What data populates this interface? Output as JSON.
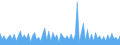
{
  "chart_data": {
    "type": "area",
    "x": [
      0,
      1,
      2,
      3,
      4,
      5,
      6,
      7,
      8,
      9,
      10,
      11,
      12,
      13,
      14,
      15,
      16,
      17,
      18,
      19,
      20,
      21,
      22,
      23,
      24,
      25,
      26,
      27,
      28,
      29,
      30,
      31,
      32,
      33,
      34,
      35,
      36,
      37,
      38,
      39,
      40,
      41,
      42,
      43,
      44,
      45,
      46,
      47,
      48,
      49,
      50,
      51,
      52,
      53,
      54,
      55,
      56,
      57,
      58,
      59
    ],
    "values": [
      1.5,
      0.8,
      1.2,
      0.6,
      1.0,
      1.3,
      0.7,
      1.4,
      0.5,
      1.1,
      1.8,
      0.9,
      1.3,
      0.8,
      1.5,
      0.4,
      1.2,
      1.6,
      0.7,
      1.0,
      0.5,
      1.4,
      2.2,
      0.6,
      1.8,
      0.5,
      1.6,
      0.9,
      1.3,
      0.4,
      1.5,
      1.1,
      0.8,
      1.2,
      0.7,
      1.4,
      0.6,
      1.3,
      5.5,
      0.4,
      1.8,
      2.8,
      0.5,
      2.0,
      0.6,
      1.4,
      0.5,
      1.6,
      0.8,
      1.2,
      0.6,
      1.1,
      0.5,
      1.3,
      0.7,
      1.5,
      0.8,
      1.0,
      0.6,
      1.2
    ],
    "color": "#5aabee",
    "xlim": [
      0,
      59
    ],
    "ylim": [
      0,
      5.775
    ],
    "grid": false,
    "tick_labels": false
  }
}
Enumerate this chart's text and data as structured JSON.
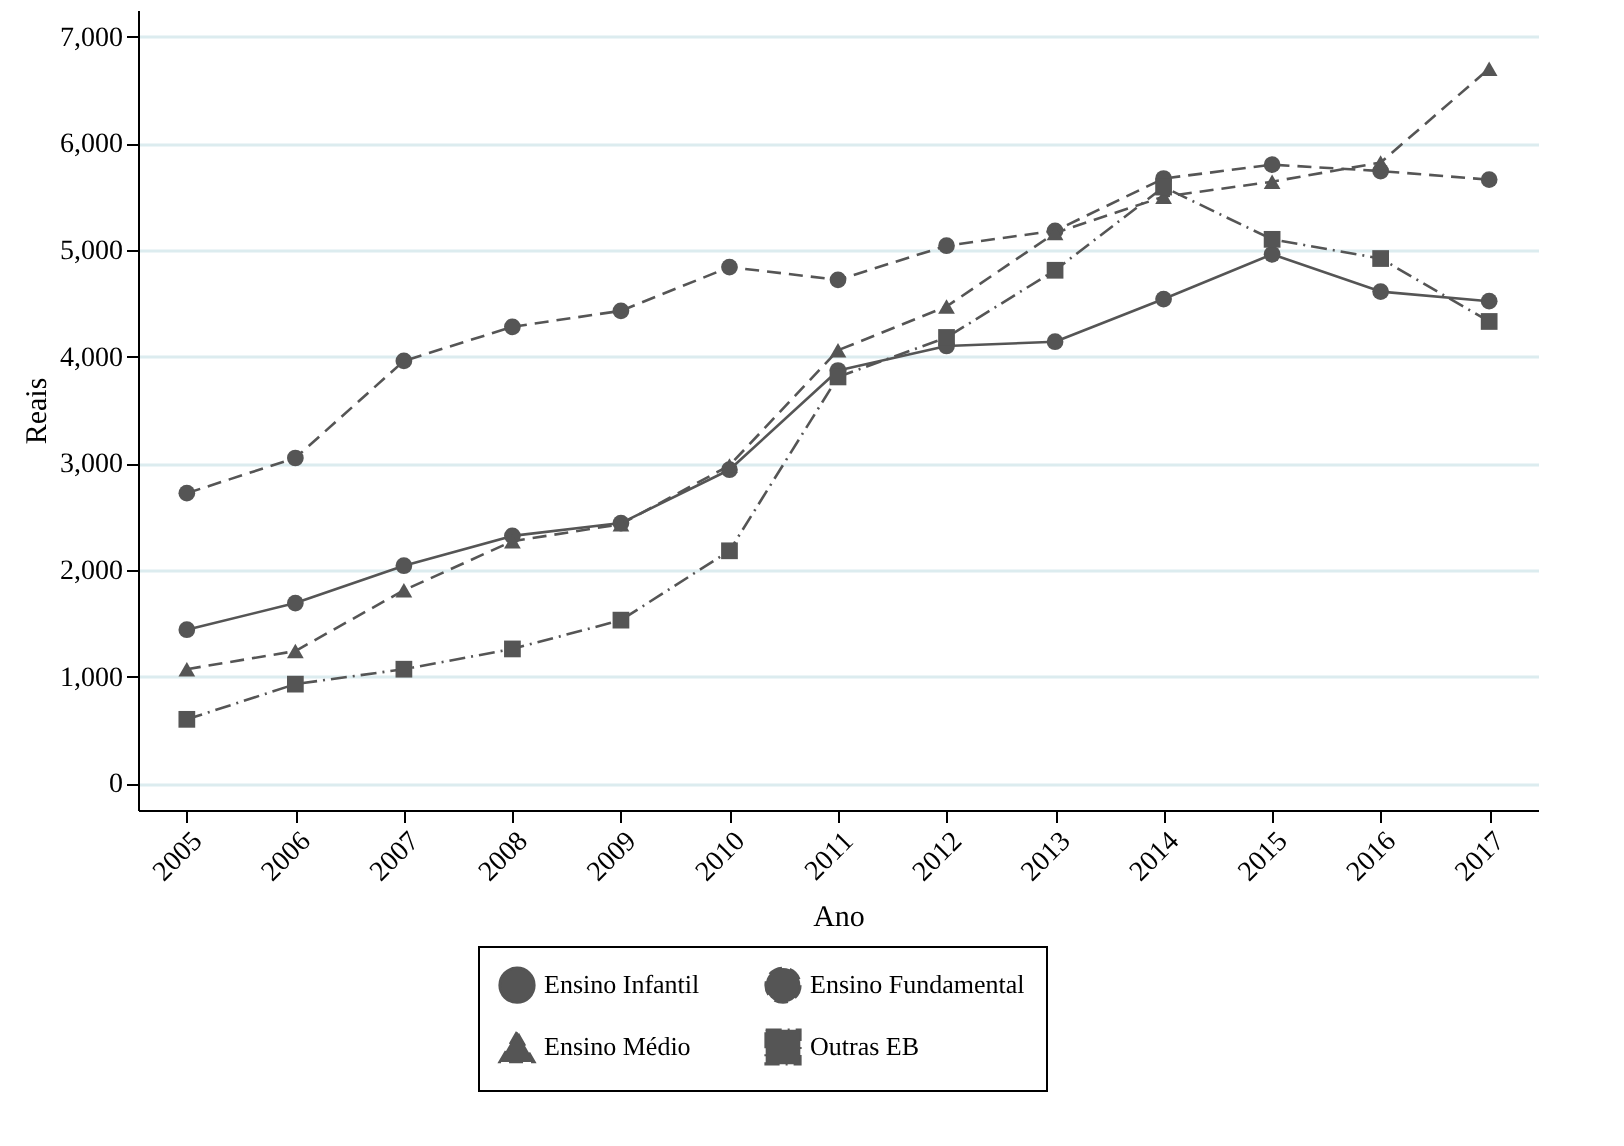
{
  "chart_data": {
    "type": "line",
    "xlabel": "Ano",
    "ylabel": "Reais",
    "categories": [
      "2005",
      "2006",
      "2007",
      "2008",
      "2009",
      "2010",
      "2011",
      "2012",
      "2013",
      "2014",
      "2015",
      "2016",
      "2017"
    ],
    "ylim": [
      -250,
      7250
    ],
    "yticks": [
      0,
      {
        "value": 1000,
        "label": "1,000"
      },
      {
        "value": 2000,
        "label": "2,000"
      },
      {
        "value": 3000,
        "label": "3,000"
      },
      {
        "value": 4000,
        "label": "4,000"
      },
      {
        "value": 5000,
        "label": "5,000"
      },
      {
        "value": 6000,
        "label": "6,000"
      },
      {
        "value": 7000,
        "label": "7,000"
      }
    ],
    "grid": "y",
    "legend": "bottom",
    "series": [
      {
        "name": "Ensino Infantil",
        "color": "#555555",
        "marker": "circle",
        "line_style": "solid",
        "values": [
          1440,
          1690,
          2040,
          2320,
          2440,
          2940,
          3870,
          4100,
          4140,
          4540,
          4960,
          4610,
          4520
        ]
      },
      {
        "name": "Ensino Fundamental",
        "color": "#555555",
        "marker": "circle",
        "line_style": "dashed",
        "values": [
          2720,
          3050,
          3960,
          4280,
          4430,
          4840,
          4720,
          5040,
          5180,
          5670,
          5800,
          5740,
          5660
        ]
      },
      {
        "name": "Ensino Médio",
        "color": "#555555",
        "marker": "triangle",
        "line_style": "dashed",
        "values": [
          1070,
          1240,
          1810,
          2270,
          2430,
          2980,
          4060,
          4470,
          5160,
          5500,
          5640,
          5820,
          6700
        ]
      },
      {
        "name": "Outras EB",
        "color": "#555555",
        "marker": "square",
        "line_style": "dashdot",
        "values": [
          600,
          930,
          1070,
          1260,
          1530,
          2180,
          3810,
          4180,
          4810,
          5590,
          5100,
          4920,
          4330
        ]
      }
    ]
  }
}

- - - -

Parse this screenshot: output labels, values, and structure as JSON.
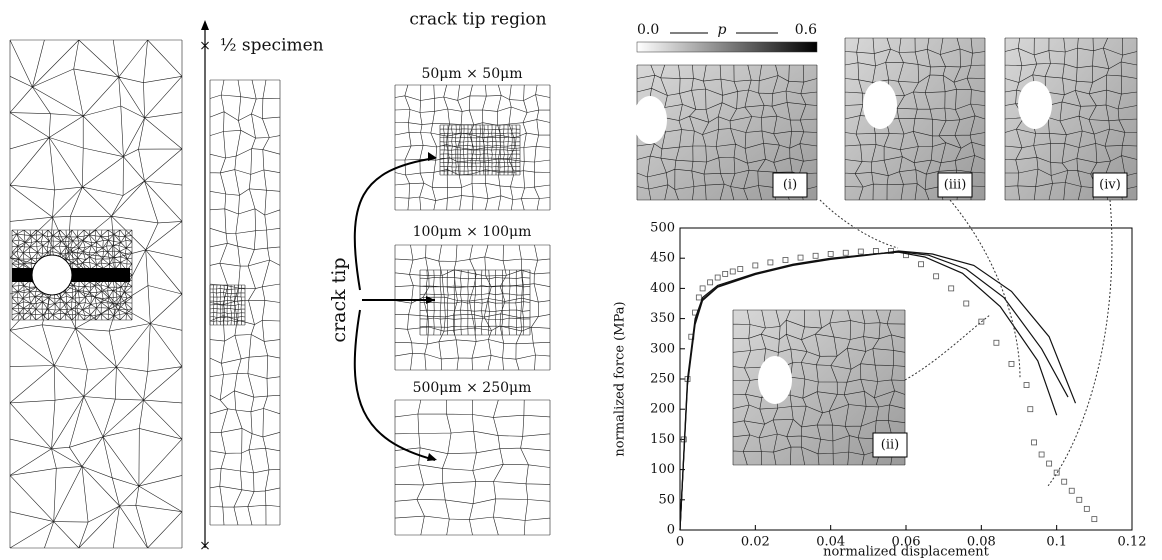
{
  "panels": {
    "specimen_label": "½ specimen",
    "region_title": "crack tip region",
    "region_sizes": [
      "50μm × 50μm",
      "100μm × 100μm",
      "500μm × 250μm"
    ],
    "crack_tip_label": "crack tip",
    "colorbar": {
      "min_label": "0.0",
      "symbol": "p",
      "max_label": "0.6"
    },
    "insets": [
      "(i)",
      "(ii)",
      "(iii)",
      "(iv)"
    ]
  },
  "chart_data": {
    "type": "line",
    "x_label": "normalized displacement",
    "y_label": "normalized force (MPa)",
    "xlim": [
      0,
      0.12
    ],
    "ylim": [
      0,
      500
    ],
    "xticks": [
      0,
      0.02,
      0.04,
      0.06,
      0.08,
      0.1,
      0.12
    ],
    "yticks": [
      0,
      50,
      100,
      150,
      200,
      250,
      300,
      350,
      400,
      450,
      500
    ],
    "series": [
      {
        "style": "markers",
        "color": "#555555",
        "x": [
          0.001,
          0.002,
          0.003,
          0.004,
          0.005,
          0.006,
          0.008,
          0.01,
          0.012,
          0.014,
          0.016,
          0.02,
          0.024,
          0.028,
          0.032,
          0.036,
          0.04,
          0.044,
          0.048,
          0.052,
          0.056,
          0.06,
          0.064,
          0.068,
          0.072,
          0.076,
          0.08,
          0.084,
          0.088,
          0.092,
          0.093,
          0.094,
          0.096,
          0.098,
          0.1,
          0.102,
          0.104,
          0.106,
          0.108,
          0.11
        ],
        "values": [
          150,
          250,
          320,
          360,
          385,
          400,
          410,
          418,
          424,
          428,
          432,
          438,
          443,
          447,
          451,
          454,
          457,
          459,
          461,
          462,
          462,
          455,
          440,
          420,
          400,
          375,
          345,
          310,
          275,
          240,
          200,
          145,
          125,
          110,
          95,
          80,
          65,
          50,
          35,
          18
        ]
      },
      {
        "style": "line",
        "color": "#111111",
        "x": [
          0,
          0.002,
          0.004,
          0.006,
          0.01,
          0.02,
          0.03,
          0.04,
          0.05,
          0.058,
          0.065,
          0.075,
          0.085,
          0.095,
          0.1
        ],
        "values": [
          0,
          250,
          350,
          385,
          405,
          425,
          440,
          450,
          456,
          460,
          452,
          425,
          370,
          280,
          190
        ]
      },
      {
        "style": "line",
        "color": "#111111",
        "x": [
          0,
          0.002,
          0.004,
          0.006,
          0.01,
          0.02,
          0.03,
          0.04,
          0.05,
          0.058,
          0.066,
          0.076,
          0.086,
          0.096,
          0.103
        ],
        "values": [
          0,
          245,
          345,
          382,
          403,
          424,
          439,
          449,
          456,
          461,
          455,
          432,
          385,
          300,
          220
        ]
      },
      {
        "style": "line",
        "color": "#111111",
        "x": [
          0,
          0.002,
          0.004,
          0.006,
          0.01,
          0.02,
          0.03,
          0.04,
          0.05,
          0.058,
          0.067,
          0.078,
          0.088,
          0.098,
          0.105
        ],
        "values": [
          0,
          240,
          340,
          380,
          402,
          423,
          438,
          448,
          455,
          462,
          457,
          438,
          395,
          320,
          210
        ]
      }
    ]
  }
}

- - - -

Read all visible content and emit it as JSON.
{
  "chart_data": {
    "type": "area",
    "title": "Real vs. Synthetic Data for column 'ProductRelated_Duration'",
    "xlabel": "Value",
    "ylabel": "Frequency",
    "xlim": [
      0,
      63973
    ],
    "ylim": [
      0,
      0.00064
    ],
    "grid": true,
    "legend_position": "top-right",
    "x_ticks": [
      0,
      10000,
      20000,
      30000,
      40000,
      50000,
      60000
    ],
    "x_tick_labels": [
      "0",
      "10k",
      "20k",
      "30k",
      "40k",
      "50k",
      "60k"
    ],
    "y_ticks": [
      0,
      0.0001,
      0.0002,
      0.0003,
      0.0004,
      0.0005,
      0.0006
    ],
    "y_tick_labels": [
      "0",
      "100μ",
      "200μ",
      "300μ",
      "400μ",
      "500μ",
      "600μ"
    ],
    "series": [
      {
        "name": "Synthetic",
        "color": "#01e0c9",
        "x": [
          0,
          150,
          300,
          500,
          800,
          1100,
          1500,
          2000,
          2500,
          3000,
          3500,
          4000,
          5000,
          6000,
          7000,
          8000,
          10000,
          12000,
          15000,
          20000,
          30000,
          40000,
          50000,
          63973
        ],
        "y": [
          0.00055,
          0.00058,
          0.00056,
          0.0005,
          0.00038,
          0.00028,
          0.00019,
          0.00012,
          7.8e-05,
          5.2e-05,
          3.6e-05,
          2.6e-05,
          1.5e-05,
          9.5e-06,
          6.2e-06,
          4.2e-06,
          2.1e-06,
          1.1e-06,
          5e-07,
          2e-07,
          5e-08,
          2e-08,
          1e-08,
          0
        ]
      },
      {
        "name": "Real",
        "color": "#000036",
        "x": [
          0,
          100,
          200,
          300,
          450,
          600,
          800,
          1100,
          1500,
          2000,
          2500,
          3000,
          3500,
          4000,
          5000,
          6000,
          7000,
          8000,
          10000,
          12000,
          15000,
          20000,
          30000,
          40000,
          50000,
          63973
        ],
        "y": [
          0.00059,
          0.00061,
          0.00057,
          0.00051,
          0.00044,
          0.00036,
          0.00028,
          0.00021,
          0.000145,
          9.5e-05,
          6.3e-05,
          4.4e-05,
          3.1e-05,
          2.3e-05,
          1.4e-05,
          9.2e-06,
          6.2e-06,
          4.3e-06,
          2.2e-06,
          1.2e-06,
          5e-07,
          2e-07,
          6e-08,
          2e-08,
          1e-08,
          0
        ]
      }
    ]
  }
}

- - - -

**Problem:**
Tally the lines holding the string "Real" and give only the count.

**Response below:**
2